### WRITTEN TASK:
Your task is to output the entries below word for word.

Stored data
◇ ◇ ◇ ◇ ◇ ◇ ◇

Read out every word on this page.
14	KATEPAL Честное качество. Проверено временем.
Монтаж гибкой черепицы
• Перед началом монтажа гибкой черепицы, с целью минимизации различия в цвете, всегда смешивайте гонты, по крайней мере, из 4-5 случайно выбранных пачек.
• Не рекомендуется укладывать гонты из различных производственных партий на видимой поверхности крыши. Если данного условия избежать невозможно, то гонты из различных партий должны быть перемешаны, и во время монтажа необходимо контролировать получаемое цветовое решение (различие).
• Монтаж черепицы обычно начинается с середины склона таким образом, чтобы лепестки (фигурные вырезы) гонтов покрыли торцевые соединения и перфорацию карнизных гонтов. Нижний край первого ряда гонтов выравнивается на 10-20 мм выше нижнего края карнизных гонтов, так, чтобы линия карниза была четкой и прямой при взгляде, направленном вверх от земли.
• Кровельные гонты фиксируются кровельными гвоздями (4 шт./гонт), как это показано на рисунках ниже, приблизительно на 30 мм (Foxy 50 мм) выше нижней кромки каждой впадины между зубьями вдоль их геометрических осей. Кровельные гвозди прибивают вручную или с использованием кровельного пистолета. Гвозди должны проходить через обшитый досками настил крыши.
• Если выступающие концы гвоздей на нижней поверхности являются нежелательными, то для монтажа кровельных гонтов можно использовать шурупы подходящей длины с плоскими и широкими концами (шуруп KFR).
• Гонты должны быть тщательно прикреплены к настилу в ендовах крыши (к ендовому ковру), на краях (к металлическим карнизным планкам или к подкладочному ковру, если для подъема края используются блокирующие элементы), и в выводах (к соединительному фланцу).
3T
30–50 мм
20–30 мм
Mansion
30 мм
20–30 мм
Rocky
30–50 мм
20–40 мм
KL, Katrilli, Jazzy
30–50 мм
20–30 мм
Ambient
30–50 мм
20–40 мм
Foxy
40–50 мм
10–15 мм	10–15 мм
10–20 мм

◇ ◇ ◇ ◇ ◇ ◇ ◇

### TASK OUTPUT:
Read out every word on this page.
14	KATEPAL Честное качество. Проверено временем.
Монтаж гибкой черепицы
• Перед началом монтажа гибкой черепицы, с целью минимизации различия в цвете, всегда смешивайте гонты, по крайней мере, из 4-5 случайно выбранных пачек.
• Не рекомендуется укладывать гонты из различных производственных партий на видимой поверхности крыши. Если данного условия избежать невозможно, то гонты из различных партий должны быть перемешаны, и во время монтажа необходимо контролировать получаемое цветовое решение (различие).
• Монтаж черепицы обычно начинается с середины склона таким образом, чтобы лепестки (фигурные вырезы) гонтов покрыли торцевые соединения и перфорацию карнизных гонтов. Нижний край первого ряда гонтов выравнивается на 10-20 мм выше нижнего края карнизных гонтов, так, чтобы линия карниза была четкой и прямой при взгляде, направленном вверх от земли.
• Кровельные гонты фиксируются кровельными гвоздями (4 шт./гонт), как это показано на рисунках ниже, приблизительно на 30 мм (Foxy 50 мм) выше нижней кромки каждой впадины между зубьями вдоль их геометрических осей. Кровельные гвозди прибивают вручную или с использованием кровельного пистолета. Гвозди должны проходить через обшитый досками настил крыши.
• Если выступающие концы гвоздей на нижней поверхности являются нежелательными, то для монтажа кровельных гонтов можно использовать шурупы подходящей длины с плоскими и широкими концами (шуруп KFR).
• Гонты должны быть тщательно прикреплены к настилу в ендовах крыши (к ендовому ковру), на краях (к металлическим карнизным планкам или к подкладочному ковру, если для подъема края используются блокирующие элементы), и в выводах (к соединительному фланцу).
3T
30–50 мм
20–30 мм
Mansion
30 мм
20–30 мм
Rocky
30–50 мм
20–40 мм
KL, Katrilli, Jazzy
30–50 мм
20–30 мм
Ambient
30–50 мм
20–40 мм
Foxy
40–50 мм
10–15 мм	10–15 мм
10–20 мм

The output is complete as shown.